### DATA SUPPLIED ###
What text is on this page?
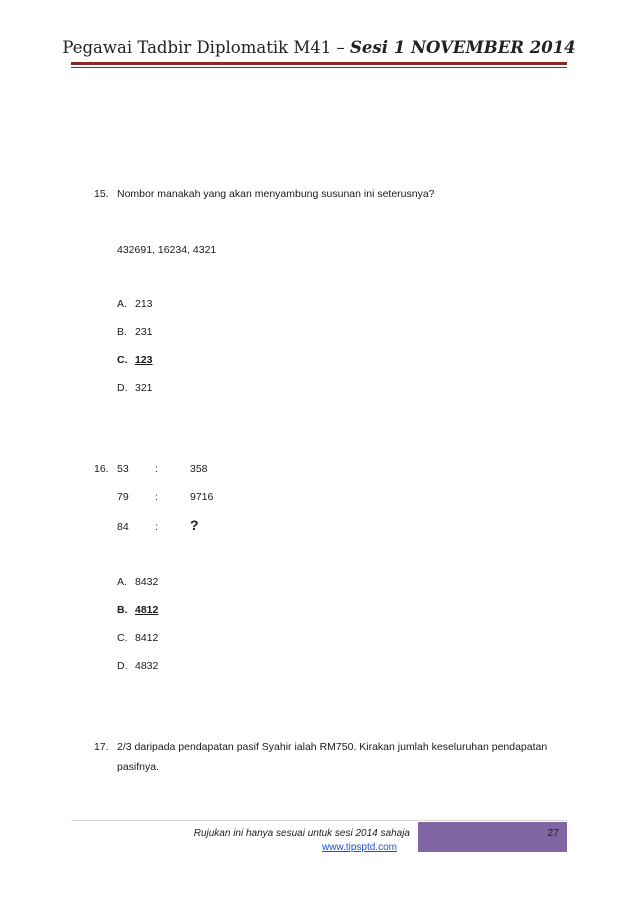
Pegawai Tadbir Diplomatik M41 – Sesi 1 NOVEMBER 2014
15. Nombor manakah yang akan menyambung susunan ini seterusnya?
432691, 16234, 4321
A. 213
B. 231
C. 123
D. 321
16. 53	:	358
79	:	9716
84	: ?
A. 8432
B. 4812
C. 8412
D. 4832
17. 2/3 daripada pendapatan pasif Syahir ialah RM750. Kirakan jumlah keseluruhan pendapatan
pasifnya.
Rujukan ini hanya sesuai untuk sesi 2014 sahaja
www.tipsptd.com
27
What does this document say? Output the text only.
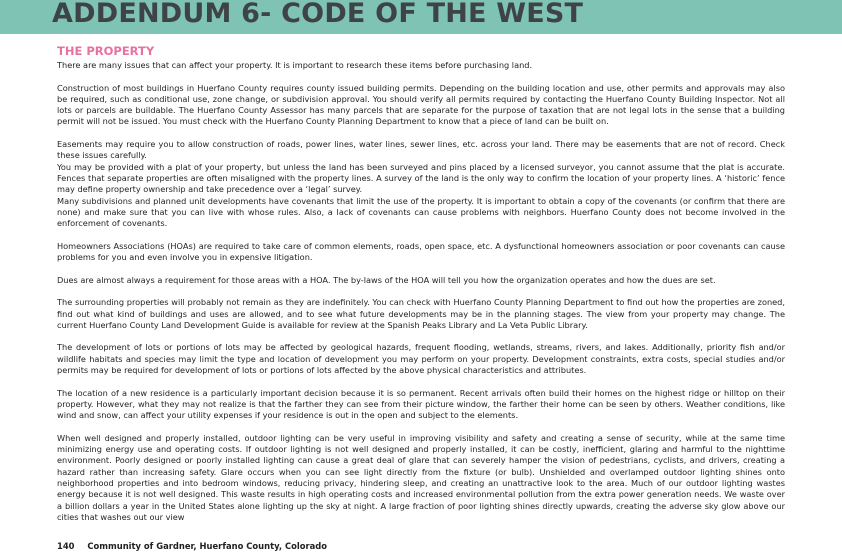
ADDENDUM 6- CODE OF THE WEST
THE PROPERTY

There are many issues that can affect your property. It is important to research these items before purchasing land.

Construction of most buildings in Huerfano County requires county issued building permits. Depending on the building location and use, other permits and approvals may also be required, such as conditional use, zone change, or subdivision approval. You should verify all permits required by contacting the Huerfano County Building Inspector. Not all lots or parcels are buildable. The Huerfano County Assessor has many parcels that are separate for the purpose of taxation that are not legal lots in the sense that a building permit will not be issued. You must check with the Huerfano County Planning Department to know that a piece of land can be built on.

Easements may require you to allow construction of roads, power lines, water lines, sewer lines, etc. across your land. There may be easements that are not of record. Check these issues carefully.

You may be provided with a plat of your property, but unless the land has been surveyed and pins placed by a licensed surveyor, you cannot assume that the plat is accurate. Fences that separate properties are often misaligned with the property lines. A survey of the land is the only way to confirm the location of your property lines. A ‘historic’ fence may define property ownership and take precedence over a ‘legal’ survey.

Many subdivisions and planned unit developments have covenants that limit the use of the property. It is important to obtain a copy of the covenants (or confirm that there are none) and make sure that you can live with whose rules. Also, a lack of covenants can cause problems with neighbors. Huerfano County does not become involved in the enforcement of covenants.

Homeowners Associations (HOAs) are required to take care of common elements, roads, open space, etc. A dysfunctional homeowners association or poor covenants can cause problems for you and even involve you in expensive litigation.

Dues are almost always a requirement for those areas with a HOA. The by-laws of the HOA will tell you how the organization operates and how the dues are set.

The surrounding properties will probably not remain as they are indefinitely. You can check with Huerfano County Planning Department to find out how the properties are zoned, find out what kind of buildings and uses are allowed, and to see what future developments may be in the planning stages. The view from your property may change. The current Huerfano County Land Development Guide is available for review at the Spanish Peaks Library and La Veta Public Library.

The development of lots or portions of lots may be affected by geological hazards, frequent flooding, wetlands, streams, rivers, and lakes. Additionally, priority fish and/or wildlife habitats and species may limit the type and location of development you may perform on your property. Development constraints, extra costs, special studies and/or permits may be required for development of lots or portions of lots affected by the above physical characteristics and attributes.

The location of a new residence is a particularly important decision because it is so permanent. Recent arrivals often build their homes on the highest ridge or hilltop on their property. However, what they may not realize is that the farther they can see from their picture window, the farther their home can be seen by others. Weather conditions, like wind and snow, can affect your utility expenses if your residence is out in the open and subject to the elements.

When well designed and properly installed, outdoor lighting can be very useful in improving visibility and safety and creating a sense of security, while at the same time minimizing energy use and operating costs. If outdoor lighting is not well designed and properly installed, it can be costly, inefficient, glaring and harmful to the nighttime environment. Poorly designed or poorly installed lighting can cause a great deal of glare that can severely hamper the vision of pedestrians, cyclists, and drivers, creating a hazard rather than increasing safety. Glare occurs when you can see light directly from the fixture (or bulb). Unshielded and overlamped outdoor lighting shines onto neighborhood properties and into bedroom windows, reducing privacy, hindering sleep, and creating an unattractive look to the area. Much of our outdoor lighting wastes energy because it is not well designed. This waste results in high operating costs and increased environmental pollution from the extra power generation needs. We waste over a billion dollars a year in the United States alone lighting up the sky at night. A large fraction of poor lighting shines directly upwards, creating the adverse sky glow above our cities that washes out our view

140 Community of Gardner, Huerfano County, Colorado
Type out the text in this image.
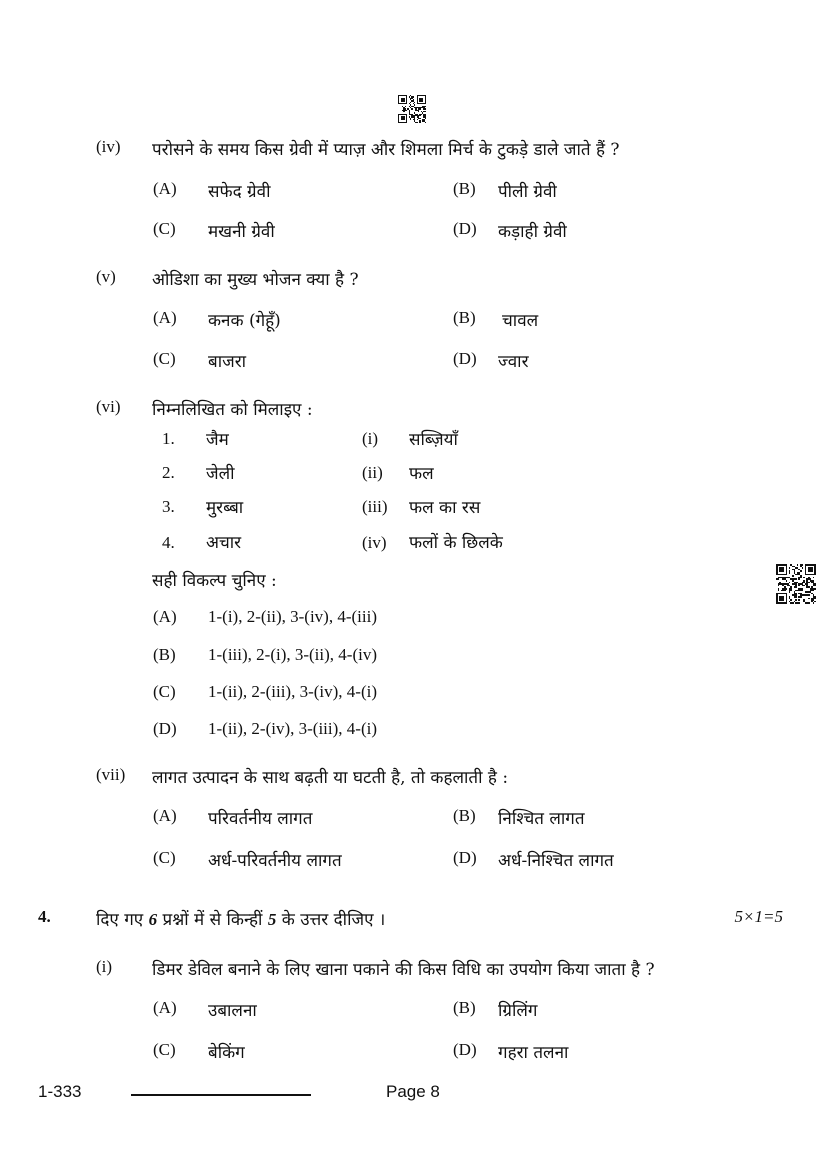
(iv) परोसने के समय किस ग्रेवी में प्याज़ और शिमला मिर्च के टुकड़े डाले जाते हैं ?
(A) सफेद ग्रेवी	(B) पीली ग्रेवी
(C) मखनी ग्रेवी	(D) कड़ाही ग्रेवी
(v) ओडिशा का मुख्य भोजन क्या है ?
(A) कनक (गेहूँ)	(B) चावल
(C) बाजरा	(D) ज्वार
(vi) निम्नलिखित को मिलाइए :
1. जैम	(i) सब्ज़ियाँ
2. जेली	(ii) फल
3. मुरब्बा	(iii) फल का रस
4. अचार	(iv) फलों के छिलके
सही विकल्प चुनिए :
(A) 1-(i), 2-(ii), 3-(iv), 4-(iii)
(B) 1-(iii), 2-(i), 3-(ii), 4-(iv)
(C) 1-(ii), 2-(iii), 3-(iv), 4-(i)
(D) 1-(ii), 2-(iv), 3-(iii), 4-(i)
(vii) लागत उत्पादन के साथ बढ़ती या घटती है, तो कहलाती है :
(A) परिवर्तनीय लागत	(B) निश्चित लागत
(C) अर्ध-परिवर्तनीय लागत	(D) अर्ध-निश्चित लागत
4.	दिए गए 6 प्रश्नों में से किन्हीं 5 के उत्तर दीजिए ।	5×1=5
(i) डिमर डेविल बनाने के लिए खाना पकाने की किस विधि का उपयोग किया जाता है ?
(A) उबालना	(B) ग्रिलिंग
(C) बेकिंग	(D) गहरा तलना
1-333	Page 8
###
### DATA SUPPLIED ###
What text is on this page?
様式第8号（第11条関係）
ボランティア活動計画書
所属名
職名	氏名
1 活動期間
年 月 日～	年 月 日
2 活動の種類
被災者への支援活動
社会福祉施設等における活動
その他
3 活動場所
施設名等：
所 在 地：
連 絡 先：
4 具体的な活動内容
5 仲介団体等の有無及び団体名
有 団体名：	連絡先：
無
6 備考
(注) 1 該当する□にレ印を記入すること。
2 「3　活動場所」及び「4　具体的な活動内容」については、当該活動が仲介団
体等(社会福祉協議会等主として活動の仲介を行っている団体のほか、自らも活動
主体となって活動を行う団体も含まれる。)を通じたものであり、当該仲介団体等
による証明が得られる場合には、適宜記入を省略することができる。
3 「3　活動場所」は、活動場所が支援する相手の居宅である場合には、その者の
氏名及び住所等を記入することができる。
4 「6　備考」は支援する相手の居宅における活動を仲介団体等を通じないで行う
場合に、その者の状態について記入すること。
###
WHAT NEEDS TO BE DONE:
From the material above, gather all lines that include the string "text" and copy them.

SOLUTION:
What text is on this page?
What does this document say? Output the text only.
Type out the text in this image.
What text is on this page?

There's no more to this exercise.